Challenge
Each entry below should be echoed exactly, with pictures omitted.

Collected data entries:
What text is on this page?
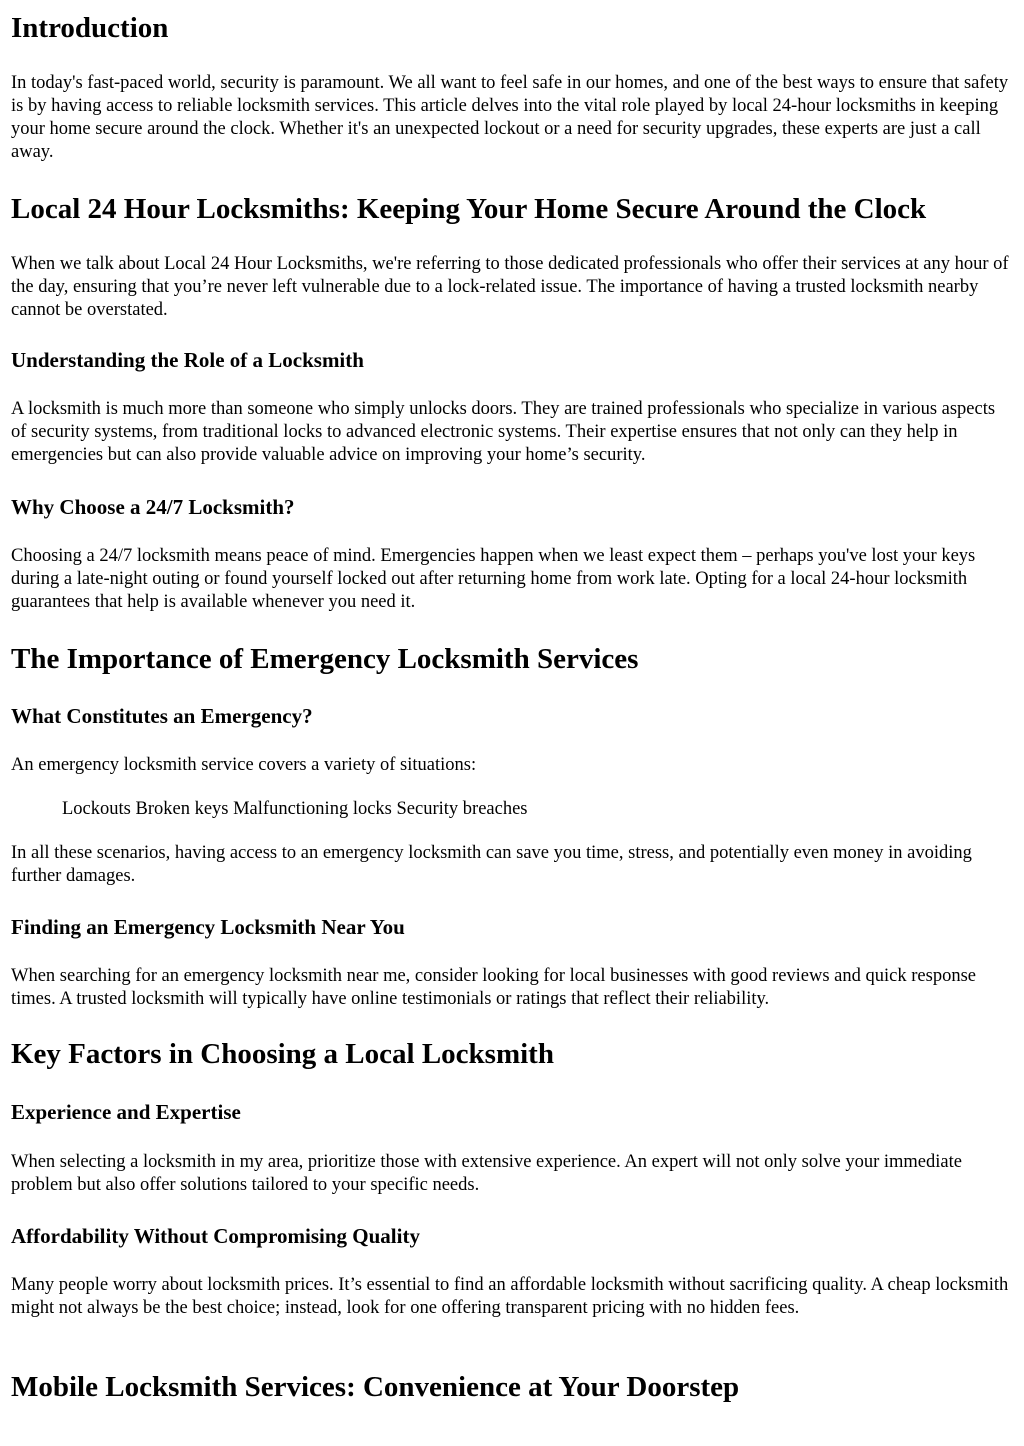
Introduction

In today's fast-paced world, security is paramount. We all want to feel safe in our homes, and one of the best ways to ensure that safety is by having access to reliable locksmith services. This article delves into the vital role played by local 24-hour locksmiths in keeping your home secure around the clock. Whether it's an unexpected lockout or a need for security upgrades, these experts are just a call away.

Local 24 Hour Locksmiths: Keeping Your Home Secure Around the Clock

When we talk about Local 24 Hour Locksmiths, we're referring to those dedicated professionals who offer their services at any hour of the day, ensuring that you’re never left vulnerable due to a lock-related issue. The importance of having a trusted locksmith nearby cannot be overstated.

Understanding the Role of a Locksmith

A locksmith is much more than someone who simply unlocks doors. They are trained professionals who specialize in various aspects of security systems, from traditional locks to advanced electronic systems. Their expertise ensures that not only can they help in emergencies but can also provide valuable advice on improving your home’s security.

Why Choose a 24/7 Locksmith?

Choosing a 24/7 locksmith means peace of mind. Emergencies happen when we least expect them – perhaps you've lost your keys during a late-night outing or found yourself locked out after returning home from work late. Opting for a local 24-hour locksmith guarantees that help is available whenever you need it.

The Importance of Emergency Locksmith Services
What Constitutes an Emergency?

An emergency locksmith service covers a variety of situations:

Lockouts Broken keys Malfunctioning locks Security breaches

In all these scenarios, having access to an emergency locksmith can save you time, stress, and potentially even money in avoiding further damages.

Finding an Emergency Locksmith Near You

When searching for an emergency locksmith near me, consider looking for local businesses with good reviews and quick response times. A trusted locksmith will typically have online testimonials or ratings that reflect their reliability.

Key Factors in Choosing a Local Locksmith
Experience and Expertise

When selecting a locksmith in my area, prioritize those with extensive experience. An expert will not only solve your immediate problem but also offer solutions tailored to your specific needs.

Affordability Without Compromising Quality

Many people worry about locksmith prices. It’s essential to find an affordable locksmith without sacrificing quality. A cheap locksmith might not always be the best choice; instead, look for one offering transparent pricing with no hidden fees.

Mobile Locksmith Services: Convenience at Your Doorstep
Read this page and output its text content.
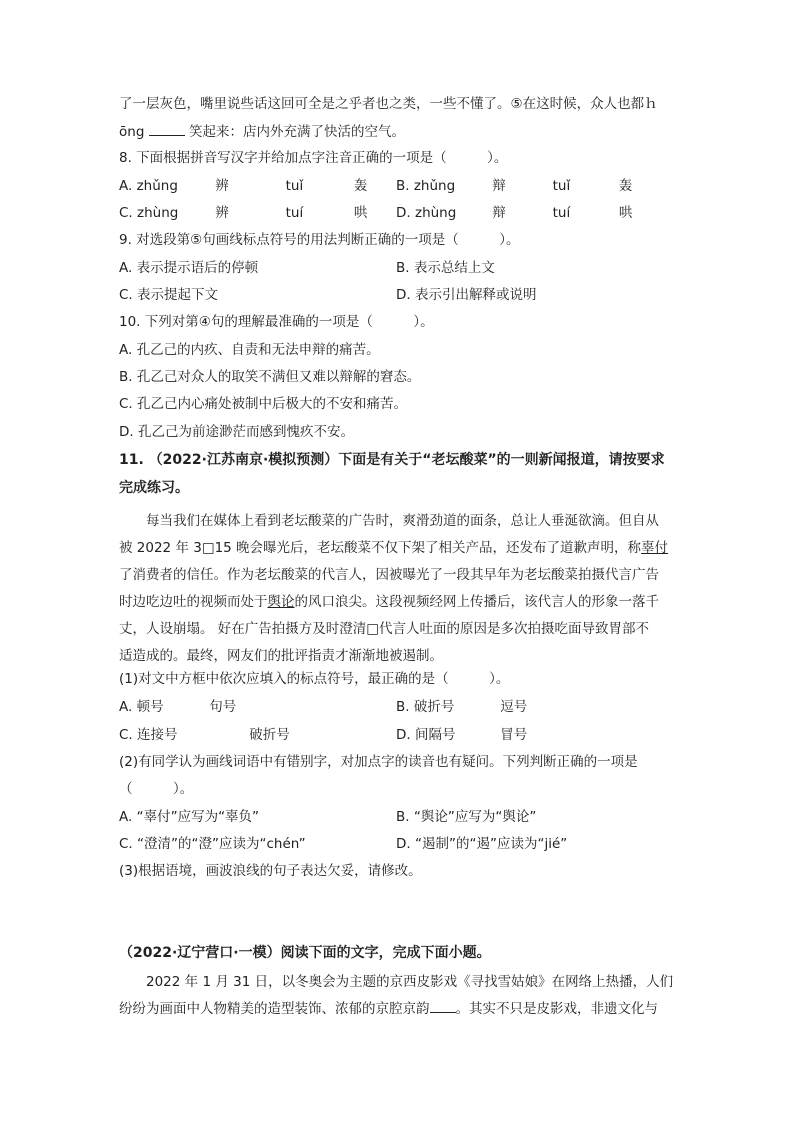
了一层灰色，嘴里说些话这回可全是之乎者也之类，一些不懂了。⑤在这时候，众人也都ｈ
ōng	笑起来：店内外充满了快活的空气。
8. 下面根据拼音写汉字并给加点字注音正确的一项是（　　　）。
A. zhǔng	辨	tuǐ	轰 B. zhǔng	辩	tuǐ	轰
C. zhùng	辨	tuí	哄 D. zhùng	辩	tuí	哄
9. 对选段第⑤句画线标点符号的用法判断正确的一项是（　　　）。
A. 表示提示语后的停顿	B. 表示总结上文
C. 表示提起下文	D. 表示引出解释或说明
10. 下列对第④句的理解最准确的一项是（　　　）。
A. 孔乙己的内疚、自责和无法申辩的痛苦。
B. 孔乙己对众人的取笑不满但又难以辩解的窘态。
C. 孔乙己内心痛处被制中后极大的不安和痛苦。
D. 孔乙己为前途渺茫而感到愧疚不安。
11. （2022·江苏南京·模拟预测）下面是有关于“老坛酸菜”的一则新闻报道，请按要求
完成练习。
每当我们在媒体上看到老坛酸菜的广告时，爽滑劲道的面条，总让人垂涎欲滴。但自从
被 2022 年 3□15 晚会曝光后，老坛酸菜不仅下架了相关产品，还发布了道歉声明，称辜付
了消费者的信任。作为老坛酸菜的代言人，因被曝光了一段其早年为老坛酸菜拍摄代言广告
时边吃边吐的视频而处于舆论的风口浪尖。这段视频经网上传播后，该代言人的形象一落千
丈，人设崩塌。 好在广告拍摄方及时澄清□代言人吐面的原因是多次拍摄吃面导致胃部不
适造成的。最终，网友们的批评指责才渐渐地被遏制。
(1)对文中方框中依次应填入的标点符号，最正确的是（　　　）。
A. 顿号	句号	B. 破折号	逗号
C. 连接号	破折号	D. 间隔号	冒号
(2)有同学认为画线词语中有错别字，对加点字的读音也有疑问。下列判断正确的一项是
（　　　）。
A. “辜付”应写为“辜负”	B. “舆论”应写为“舆论”
C. “澄清”的“澄”应读为“chén”	D. “遏制”的“遏”应读为“jié”
(3)根据语境，画波浪线的句子表达欠妥，请修改。
（2022·辽宁营口·一模）阅读下面的文字，完成下面小题。
2022 年 1 月 31 日，以冬奥会为主题的京西皮影戏《寻找雪姑娘》在网络上热播，人们
纷纷为画面中人物精美的造型装饰、浓郁的京腔京韵 。其实不只是皮影戏，非遗文化与
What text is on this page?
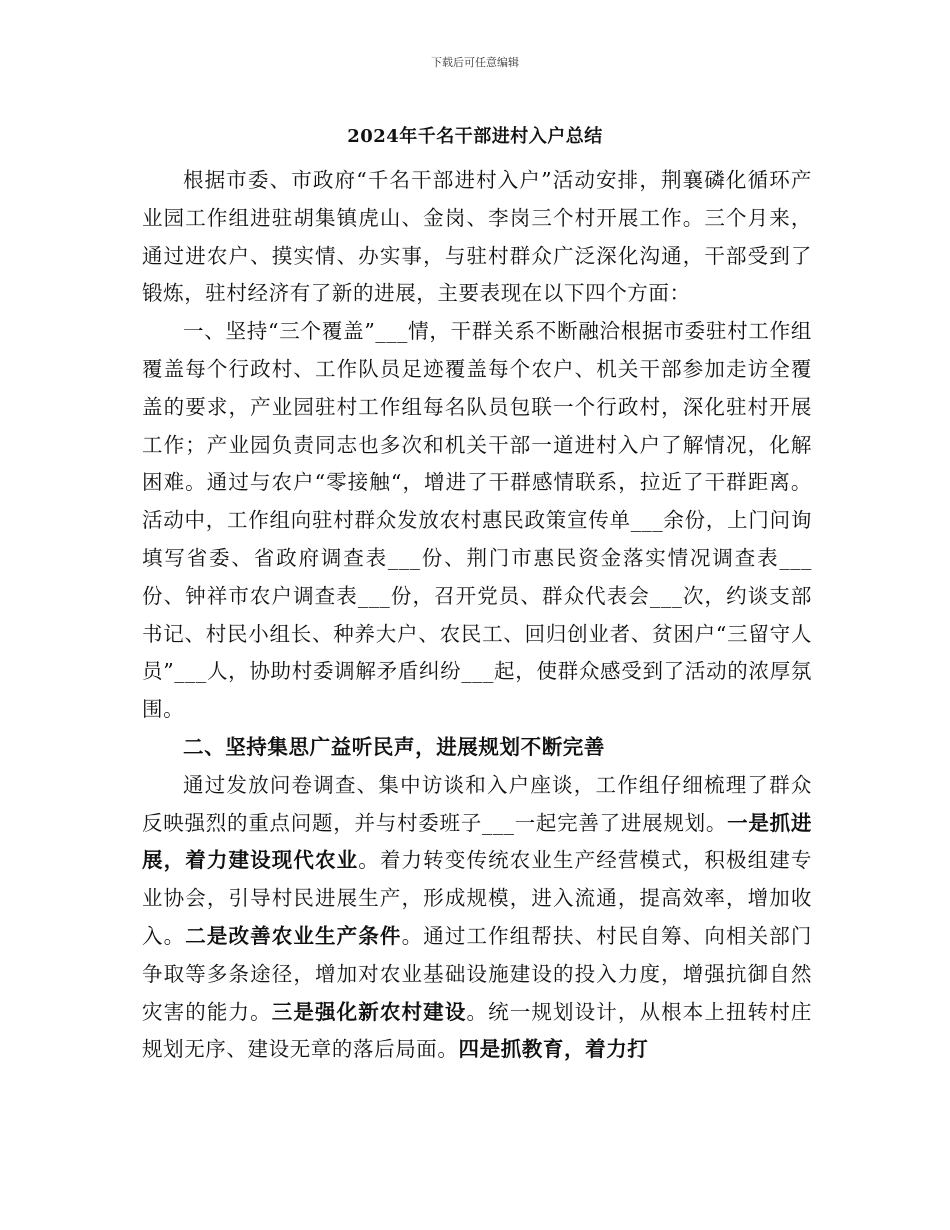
下载后可任意编辑
2024年千名干部进村入户总结

根据市委、市政府“千名干部进村入户”活动安排，荆襄磷化循环产业园工作组进驻胡集镇虎山、金岗、李岗三个村开展工作。三个月来，通过进农户、摸实情、办实事，与驻村群众广泛深化沟通，干部受到了锻炼，驻村经济有了新的进展，主要表现在以下四个方面：

一、坚持“三个覆盖”___情，干群关系不断融洽根据市委驻村工作组覆盖每个行政村、工作队员足迹覆盖每个农户、机关干部参加走访全覆盖的要求，产业园驻村工作组每名队员包联一个行政村，深化驻村开展工作；产业园负责同志也多次和机关干部一道进村入户了解情况，化解困难。通过与农户“零接触“，增进了干群感情联系，拉近了干群距离。活动中，工作组向驻村群众发放农村惠民政策宣传单___余份，上门问询填写省委、省政府调查表___份、荆门市惠民资金落实情况调查表___份、钟祥市农户调查表___份，召开党员、群众代表会___次，约谈支部书记、村民小组长、种养大户、农民工、回归创业者、贫困户“三留守人员”___人，协助村委调解矛盾纠纷___起，使群众感受到了活动的浓厚氛围。

二、坚持集思广益听民声，进展规划不断完善

通过发放问卷调查、集中访谈和入户座谈，工作组仔细梳理了群众反映强烈的重点问题，并与村委班子___一起完善了进展规划。一是抓进展，着力建设现代农业。着力转变传统农业生产经营模式，积极组建专业协会，引导村民进展生产，形成规模，进入流通，提高效率，增加收入。二是改善农业生产条件。通过工作组帮扶、村民自筹、向相关部门争取等多条途径，增加对农业基础设施建设的投入力度，增强抗御自然灾害的能力。三是强化新农村建设。统一规划设计，从根本上扭转村庄规划无序、建设无章的落后局面。四是抓教育，着力打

Problem solution
What text is on this page?
Introduction

In today's fast-paced world, security is paramount. We all want to feel safe in our homes, and one of the best ways to ensure that safety is by having access to reliable locksmith services. This article delves into the vital role played by local 24-hour locksmiths in keeping your home secure around the clock. Whether it's an unexpected lockout or a need for security upgrades, these experts are just a call away.

Local 24 Hour Locksmiths: Keeping Your Home Secure Around the Clock

When we talk about Local 24 Hour Locksmiths, we're referring to those dedicated professionals who offer their services at any hour of the day, ensuring that you’re never left vulnerable due to a lock-related issue. The importance of having a trusted locksmith nearby cannot be overstated.

Understanding the Role of a Locksmith

A locksmith is much more than someone who simply unlocks doors. They are trained professionals who specialize in various aspects of security systems, from traditional locks to advanced electronic systems. Their expertise ensures that not only can they help in emergencies but can also provide valuable advice on improving your home’s security.

Why Choose a 24/7 Locksmith?

Choosing a 24/7 locksmith means peace of mind. Emergencies happen when we least expect them – perhaps you've lost your keys during a late-night outing or found yourself locked out after returning home from work late. Opting for a local 24-hour locksmith guarantees that help is available whenever you need it.

The Importance of Emergency Locksmith Services
What Constitutes an Emergency?

An emergency locksmith service covers a variety of situations:

Lockouts Broken keys Malfunctioning locks Security breaches

In all these scenarios, having access to an emergency locksmith can save you time, stress, and potentially even money in avoiding further damages.

Finding an Emergency Locksmith Near You

When searching for an emergency locksmith near me, consider looking for local businesses with good reviews and quick response times. A trusted locksmith will typically have online testimonials or ratings that reflect their reliability.

Key Factors in Choosing a Local Locksmith
Experience and Expertise

When selecting a locksmith in my area, prioritize those with extensive experience. An expert will not only solve your immediate problem but also offer solutions tailored to your specific needs.

Affordability Without Compromising Quality

Many people worry about locksmith prices. It’s essential to find an affordable locksmith without sacrificing quality. A cheap locksmith might not always be the best choice; instead, look for one offering transparent pricing with no hidden fees.

Mobile Locksmith Services: Convenience at Your Doorstep
Read this page and output its text content.
了一层灰色，嘴里说些话这回可全是之乎者也之类，一些不懂了。⑤在这时候，众人也都ｈ
ōng	笑起来：店内外充满了快活的空气。
8. 下面根据拼音写汉字并给加点字注音正确的一项是（　　　）。
A. zhǔng	辨	tuǐ	轰 B. zhǔng	辩	tuǐ	轰
C. zhùng	辨	tuí	哄 D. zhùng	辩	tuí	哄
9. 对选段第⑤句画线标点符号的用法判断正确的一项是（　　　）。
A. 表示提示语后的停顿	B. 表示总结上文
C. 表示提起下文	D. 表示引出解释或说明
10. 下列对第④句的理解最准确的一项是（　　　）。
A. 孔乙己的内疚、自责和无法申辩的痛苦。
B. 孔乙己对众人的取笑不满但又难以辩解的窘态。
C. 孔乙己内心痛处被制中后极大的不安和痛苦。
D. 孔乙己为前途渺茫而感到愧疚不安。
11. （2022·江苏南京·模拟预测）下面是有关于“老坛酸菜”的一则新闻报道，请按要求
完成练习。
每当我们在媒体上看到老坛酸菜的广告时，爽滑劲道的面条，总让人垂涎欲滴。但自从
被 2022 年 3□15 晚会曝光后，老坛酸菜不仅下架了相关产品，还发布了道歉声明，称辜付
了消费者的信任。作为老坛酸菜的代言人，因被曝光了一段其早年为老坛酸菜拍摄代言广告
时边吃边吐的视频而处于舆论的风口浪尖。这段视频经网上传播后，该代言人的形象一落千
丈，人设崩塌。 好在广告拍摄方及时澄清□代言人吐面的原因是多次拍摄吃面导致胃部不
适造成的。最终，网友们的批评指责才渐渐地被遏制。
(1)对文中方框中依次应填入的标点符号，最正确的是（　　　）。
A. 顿号	句号	B. 破折号	逗号
C. 连接号	破折号	D. 间隔号	冒号
(2)有同学认为画线词语中有错别字，对加点字的读音也有疑问。下列判断正确的一项是
（　　　）。
A. “辜付”应写为“辜负”	B. “舆论”应写为“舆论”
C. “澄清”的“澄”应读为“chén”	D. “遏制”的“遏”应读为“jié”
(3)根据语境，画波浪线的句子表达欠妥，请修改。
（2022·辽宁营口·一模）阅读下面的文字，完成下面小题。
2022 年 1 月 31 日，以冬奥会为主题的京西皮影戏《寻找雪姑娘》在网络上热播，人们
纷纷为画面中人物精美的造型装饰、浓郁的京腔京韵 。其实不只是皮影戏，非遗文化与
What text is on this page?
下载后可任意编辑
2024年千名干部进村入户总结

根据市委、市政府“千名干部进村入户”活动安排，荆襄磷化循环产业园工作组进驻胡集镇虎山、金岗、李岗三个村开展工作。三个月来，通过进农户、摸实情、办实事，与驻村群众广泛深化沟通，干部受到了锻炼，驻村经济有了新的进展，主要表现在以下四个方面：

一、坚持“三个覆盖”___情，干群关系不断融洽根据市委驻村工作组覆盖每个行政村、工作队员足迹覆盖每个农户、机关干部参加走访全覆盖的要求，产业园驻村工作组每名队员包联一个行政村，深化驻村开展工作；产业园负责同志也多次和机关干部一道进村入户了解情况，化解困难。通过与农户“零接触“，增进了干群感情联系，拉近了干群距离。活动中，工作组向驻村群众发放农村惠民政策宣传单___余份，上门问询填写省委、省政府调查表___份、荆门市惠民资金落实情况调查表___份、钟祥市农户调查表___份，召开党员、群众代表会___次，约谈支部书记、村民小组长、种养大户、农民工、回归创业者、贫困户“三留守人员”___人，协助村委调解矛盾纠纷___起，使群众感受到了活动的浓厚氛围。

二、坚持集思广益听民声，进展规划不断完善

通过发放问卷调查、集中访谈和入户座谈，工作组仔细梳理了群众反映强烈的重点问题，并与村委班子___一起完善了进展规划。一是抓进展，着力建设现代农业。着力转变传统农业生产经营模式，积极组建专业协会，引导村民进展生产，形成规模，进入流通，提高效率，增加收入。二是改善农业生产条件。通过工作组帮扶、村民自筹、向相关部门争取等多条途径，增加对农业基础设施建设的投入力度，增强抗御自然灾害的能力。三是强化新农村建设。统一规划设计，从根本上扭转村庄规划无序、建设无章的落后局面。四是抓教育，着力打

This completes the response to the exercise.